**REQUIRED WORK**
An exact, complete copy of the entries is what is needed.

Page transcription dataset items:
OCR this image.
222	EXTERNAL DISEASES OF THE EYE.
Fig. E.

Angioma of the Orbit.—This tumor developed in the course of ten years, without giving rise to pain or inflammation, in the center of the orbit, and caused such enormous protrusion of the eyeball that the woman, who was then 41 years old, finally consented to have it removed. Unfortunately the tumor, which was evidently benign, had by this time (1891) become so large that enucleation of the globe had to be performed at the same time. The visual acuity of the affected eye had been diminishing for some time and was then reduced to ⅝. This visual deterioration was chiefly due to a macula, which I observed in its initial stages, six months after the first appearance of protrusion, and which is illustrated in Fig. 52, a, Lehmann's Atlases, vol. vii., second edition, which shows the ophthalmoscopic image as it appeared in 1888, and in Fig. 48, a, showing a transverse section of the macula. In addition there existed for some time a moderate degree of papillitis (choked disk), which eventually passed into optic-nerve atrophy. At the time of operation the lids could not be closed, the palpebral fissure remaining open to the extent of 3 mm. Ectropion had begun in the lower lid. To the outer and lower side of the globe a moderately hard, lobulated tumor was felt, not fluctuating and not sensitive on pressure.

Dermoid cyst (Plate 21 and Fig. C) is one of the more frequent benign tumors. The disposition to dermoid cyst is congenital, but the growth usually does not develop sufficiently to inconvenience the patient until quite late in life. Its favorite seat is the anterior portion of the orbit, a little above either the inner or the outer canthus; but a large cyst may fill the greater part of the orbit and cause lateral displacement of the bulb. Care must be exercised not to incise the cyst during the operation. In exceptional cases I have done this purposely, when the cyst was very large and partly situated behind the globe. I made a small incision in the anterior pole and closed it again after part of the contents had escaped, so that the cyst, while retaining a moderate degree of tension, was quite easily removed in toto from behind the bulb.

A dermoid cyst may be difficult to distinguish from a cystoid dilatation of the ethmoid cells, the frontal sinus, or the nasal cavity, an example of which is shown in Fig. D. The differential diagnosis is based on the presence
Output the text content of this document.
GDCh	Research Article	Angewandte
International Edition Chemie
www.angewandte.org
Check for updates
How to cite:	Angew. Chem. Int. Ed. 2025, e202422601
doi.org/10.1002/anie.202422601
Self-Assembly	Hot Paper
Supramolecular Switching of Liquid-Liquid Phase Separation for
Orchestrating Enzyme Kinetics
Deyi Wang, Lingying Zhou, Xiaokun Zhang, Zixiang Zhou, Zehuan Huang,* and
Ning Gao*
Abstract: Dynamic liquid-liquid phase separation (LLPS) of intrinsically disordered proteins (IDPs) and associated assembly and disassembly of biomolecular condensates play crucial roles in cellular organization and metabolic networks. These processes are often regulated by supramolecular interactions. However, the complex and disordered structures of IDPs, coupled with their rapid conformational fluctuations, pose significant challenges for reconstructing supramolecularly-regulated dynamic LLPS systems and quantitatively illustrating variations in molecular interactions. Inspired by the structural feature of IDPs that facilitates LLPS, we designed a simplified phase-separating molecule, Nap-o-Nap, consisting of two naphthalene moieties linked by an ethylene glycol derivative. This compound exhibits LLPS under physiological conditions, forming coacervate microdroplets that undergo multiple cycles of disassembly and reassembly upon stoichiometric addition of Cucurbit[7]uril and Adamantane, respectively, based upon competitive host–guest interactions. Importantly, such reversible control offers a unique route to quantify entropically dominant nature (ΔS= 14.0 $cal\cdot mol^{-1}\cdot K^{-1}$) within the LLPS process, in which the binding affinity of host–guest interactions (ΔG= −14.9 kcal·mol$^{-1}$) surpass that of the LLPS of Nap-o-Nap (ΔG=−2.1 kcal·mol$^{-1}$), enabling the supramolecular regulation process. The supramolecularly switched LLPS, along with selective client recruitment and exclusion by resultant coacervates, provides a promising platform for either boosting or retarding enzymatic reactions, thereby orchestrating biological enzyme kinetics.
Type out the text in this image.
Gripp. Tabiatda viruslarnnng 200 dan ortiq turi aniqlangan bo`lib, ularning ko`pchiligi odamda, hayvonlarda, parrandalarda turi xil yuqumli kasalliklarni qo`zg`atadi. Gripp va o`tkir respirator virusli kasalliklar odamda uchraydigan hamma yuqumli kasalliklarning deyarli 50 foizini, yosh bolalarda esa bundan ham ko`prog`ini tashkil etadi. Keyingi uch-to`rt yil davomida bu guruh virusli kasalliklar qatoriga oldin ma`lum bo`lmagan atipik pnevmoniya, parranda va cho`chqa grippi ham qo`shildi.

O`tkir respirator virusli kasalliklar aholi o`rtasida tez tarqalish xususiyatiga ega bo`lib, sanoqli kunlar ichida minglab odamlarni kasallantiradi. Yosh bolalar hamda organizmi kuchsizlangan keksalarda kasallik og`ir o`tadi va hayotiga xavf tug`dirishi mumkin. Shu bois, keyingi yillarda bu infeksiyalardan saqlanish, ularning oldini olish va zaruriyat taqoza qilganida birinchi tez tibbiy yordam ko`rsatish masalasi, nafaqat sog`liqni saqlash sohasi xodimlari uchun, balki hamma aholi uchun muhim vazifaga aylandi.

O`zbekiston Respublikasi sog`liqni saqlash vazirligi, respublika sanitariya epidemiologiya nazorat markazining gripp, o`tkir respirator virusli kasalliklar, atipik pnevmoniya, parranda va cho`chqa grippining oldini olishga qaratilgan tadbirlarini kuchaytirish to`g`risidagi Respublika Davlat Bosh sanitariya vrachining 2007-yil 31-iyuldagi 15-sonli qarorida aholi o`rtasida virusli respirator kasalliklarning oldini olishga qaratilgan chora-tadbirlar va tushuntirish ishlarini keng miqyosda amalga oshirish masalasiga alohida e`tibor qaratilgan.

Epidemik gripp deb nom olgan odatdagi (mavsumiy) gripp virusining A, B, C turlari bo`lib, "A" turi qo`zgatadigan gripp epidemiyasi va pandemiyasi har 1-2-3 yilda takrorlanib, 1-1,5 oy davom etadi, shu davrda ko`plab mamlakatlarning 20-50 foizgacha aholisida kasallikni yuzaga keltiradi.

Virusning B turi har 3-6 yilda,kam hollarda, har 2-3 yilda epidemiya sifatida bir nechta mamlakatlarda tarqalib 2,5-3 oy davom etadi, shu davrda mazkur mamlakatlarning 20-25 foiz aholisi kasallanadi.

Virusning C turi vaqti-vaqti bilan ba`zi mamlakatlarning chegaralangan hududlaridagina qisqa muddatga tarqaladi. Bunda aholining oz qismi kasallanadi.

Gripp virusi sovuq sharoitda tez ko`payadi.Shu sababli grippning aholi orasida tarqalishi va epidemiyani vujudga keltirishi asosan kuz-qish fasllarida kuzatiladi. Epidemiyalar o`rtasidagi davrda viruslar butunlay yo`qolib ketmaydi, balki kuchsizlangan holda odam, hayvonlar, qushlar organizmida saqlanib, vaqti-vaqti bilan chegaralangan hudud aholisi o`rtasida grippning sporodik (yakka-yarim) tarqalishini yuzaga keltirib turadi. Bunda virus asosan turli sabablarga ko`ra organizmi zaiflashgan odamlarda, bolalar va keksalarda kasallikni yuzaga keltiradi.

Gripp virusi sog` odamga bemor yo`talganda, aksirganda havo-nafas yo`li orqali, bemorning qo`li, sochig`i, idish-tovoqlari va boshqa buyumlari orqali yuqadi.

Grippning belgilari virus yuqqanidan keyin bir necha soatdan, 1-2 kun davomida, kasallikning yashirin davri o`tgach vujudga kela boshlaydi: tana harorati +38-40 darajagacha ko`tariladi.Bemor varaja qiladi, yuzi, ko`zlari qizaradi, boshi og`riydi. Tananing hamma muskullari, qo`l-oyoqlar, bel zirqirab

**RESPONSE TO THE EXERCISE**
OCR this image.
222	EXTERNAL DISEASES OF THE EYE.
Fig. E.

Angioma of the Orbit.—This tumor developed in the course of ten years, without giving rise to pain or inflammation, in the center of the orbit, and caused such enormous protrusion of the eyeball that the woman, who was then 41 years old, finally consented to have it removed. Unfortunately the tumor, which was evidently benign, had by this time (1891) become so large that enucleation of the globe had to be performed at the same time. The visual acuity of the affected eye had been diminishing for some time and was then reduced to ⅝. This visual deterioration was chiefly due to a macula, which I observed in its initial stages, six months after the first appearance of protrusion, and which is illustrated in Fig. 52, a, Lehmann's Atlases, vol. vii., second edition, which shows the ophthalmoscopic image as it appeared in 1888, and in Fig. 48, a, showing a transverse section of the macula. In addition there existed for some time a moderate degree of papillitis (choked disk), which eventually passed into optic-nerve atrophy. At the time of operation the lids could not be closed, the palpebral fissure remaining open to the extent of 3 mm. Ectropion had begun in the lower lid. To the outer and lower side of the globe a moderately hard, lobulated tumor was felt, not fluctuating and not sensitive on pressure.

Dermoid cyst (Plate 21 and Fig. C) is one of the more frequent benign tumors. The disposition to dermoid cyst is congenital, but the growth usually does not develop sufficiently to inconvenience the patient until quite late in life. Its favorite seat is the anterior portion of the orbit, a little above either the inner or the outer canthus; but a large cyst may fill the greater part of the orbit and cause lateral displacement of the bulb. Care must be exercised not to incise the cyst during the operation. In exceptional cases I have done this purposely, when the cyst was very large and partly situated behind the globe. I made a small incision in the anterior pole and closed it again after part of the contents had escaped, so that the cyst, while retaining a moderate degree of tension, was quite easily removed in toto from behind the bulb.

A dermoid cyst may be difficult to distinguish from a cystoid dilatation of the ethmoid cells, the frontal sinus, or the nasal cavity, an example of which is shown in Fig. D. The differential diagnosis is based on the presence
Output the text content of this document.
GDCh	Research Article	Angewandte
International Edition Chemie
www.angewandte.org
Check for updates
How to cite:	Angew. Chem. Int. Ed. 2025, e202422601
doi.org/10.1002/anie.202422601
Self-Assembly	Hot Paper
Supramolecular Switching of Liquid-Liquid Phase Separation for
Orchestrating Enzyme Kinetics
Deyi Wang, Lingying Zhou, Xiaokun Zhang, Zixiang Zhou, Zehuan Huang,* and
Ning Gao*
Abstract: Dynamic liquid-liquid phase separation (LLPS) of intrinsically disordered proteins (IDPs) and associated assembly and disassembly of biomolecular condensates play crucial roles in cellular organization and metabolic networks. These processes are often regulated by supramolecular interactions. However, the complex and disordered structures of IDPs, coupled with their rapid conformational fluctuations, pose significant challenges for reconstructing supramolecularly-regulated dynamic LLPS systems and quantitatively illustrating variations in molecular interactions. Inspired by the structural feature of IDPs that facilitates LLPS, we designed a simplified phase-separating molecule, Nap-o-Nap, consisting of two naphthalene moieties linked by an ethylene glycol derivative. This compound exhibits LLPS under physiological conditions, forming coacervate microdroplets that undergo multiple cycles of disassembly and reassembly upon stoichiometric addition of Cucurbit[7]uril and Adamantane, respectively, based upon competitive host–guest interactions. Importantly, such reversible control offers a unique route to quantify entropically dominant nature (ΔS= 14.0 $cal\cdot mol^{-1}\cdot K^{-1}$) within the LLPS process, in which the binding affinity of host–guest interactions (ΔG= −14.9 kcal·mol$^{-1}$) surpass that of the LLPS of Nap-o-Nap (ΔG=−2.1 kcal·mol$^{-1}$), enabling the supramolecular regulation process. The supramolecularly switched LLPS, along with selective client recruitment and exclusion by resultant coacervates, provides a promising platform for either boosting or retarding enzymatic reactions, thereby orchestrating biological enzyme kinetics.
Type out the text in this image.
Gripp. Tabiatda viruslarnnng 200 dan ortiq turi aniqlangan bo`lib, ularning ko`pchiligi odamda, hayvonlarda, parrandalarda turi xil yuqumli kasalliklarni qo`zg`atadi. Gripp va o`tkir respirator virusli kasalliklar odamda uchraydigan hamma yuqumli kasalliklarning deyarli 50 foizini, yosh bolalarda esa bundan ham ko`prog`ini tashkil etadi. Keyingi uch-to`rt yil davomida bu guruh virusli kasalliklar qatoriga oldin ma`lum bo`lmagan atipik pnevmoniya, parranda va cho`chqa grippi ham qo`shildi.

O`tkir respirator virusli kasalliklar aholi o`rtasida tez tarqalish xususiyatiga ega bo`lib, sanoqli kunlar ichida minglab odamlarni kasallantiradi. Yosh bolalar hamda organizmi kuchsizlangan keksalarda kasallik og`ir o`tadi va hayotiga xavf tug`dirishi mumkin. Shu bois, keyingi yillarda bu infeksiyalardan saqlanish, ularning oldini olish va zaruriyat taqoza qilganida birinchi tez tibbiy yordam ko`rsatish masalasi, nafaqat sog`liqni saqlash sohasi xodimlari uchun, balki hamma aholi uchun muhim vazifaga aylandi.

O`zbekiston Respublikasi sog`liqni saqlash vazirligi, respublika sanitariya epidemiologiya nazorat markazining gripp, o`tkir respirator virusli kasalliklar, atipik pnevmoniya, parranda va cho`chqa grippining oldini olishga qaratilgan tadbirlarini kuchaytirish to`g`risidagi Respublika Davlat Bosh sanitariya vrachining 2007-yil 31-iyuldagi 15-sonli qarorida aholi o`rtasida virusli respirator kasalliklarning oldini olishga qaratilgan chora-tadbirlar va tushuntirish ishlarini keng miqyosda amalga oshirish masalasiga alohida e`tibor qaratilgan.

Epidemik gripp deb nom olgan odatdagi (mavsumiy) gripp virusining A, B, C turlari bo`lib, "A" turi qo`zgatadigan gripp epidemiyasi va pandemiyasi har 1-2-3 yilda takrorlanib, 1-1,5 oy davom etadi, shu davrda ko`plab mamlakatlarning 20-50 foizgacha aholisida kasallikni yuzaga keltiradi.

Virusning B turi har 3-6 yilda,kam hollarda, har 2-3 yilda epidemiya sifatida bir nechta mamlakatlarda tarqalib 2,5-3 oy davom etadi, shu davrda mazkur mamlakatlarning 20-25 foiz aholisi kasallanadi.

Virusning C turi vaqti-vaqti bilan ba`zi mamlakatlarning chegaralangan hududlaridagina qisqa muddatga tarqaladi. Bunda aholining oz qismi kasallanadi.

Gripp virusi sovuq sharoitda tez ko`payadi.Shu sababli grippning aholi orasida tarqalishi va epidemiyani vujudga keltirishi asosan kuz-qish fasllarida kuzatiladi. Epidemiyalar o`rtasidagi davrda viruslar butunlay yo`qolib ketmaydi, balki kuchsizlangan holda odam, hayvonlar, qushlar organizmida saqlanib, vaqti-vaqti bilan chegaralangan hudud aholisi o`rtasida grippning sporodik (yakka-yarim) tarqalishini yuzaga keltirib turadi. Bunda virus asosan turli sabablarga ko`ra organizmi zaiflashgan odamlarda, bolalar va keksalarda kasallikni yuzaga keltiradi.

Gripp virusi sog` odamga bemor yo`talganda, aksirganda havo-nafas yo`li orqali, bemorning qo`li, sochig`i, idish-tovoqlari va boshqa buyumlari orqali yuqadi.

Grippning belgilari virus yuqqanidan keyin bir necha soatdan, 1-2 kun davomida, kasallikning yashirin davri o`tgach vujudga kela boshlaydi: tana harorati +38-40 darajagacha ko`tariladi.Bemor varaja qiladi, yuzi, ko`zlari qizaradi, boshi og`riydi. Tananing hamma muskullari, qo`l-oyoqlar, bel zirqirab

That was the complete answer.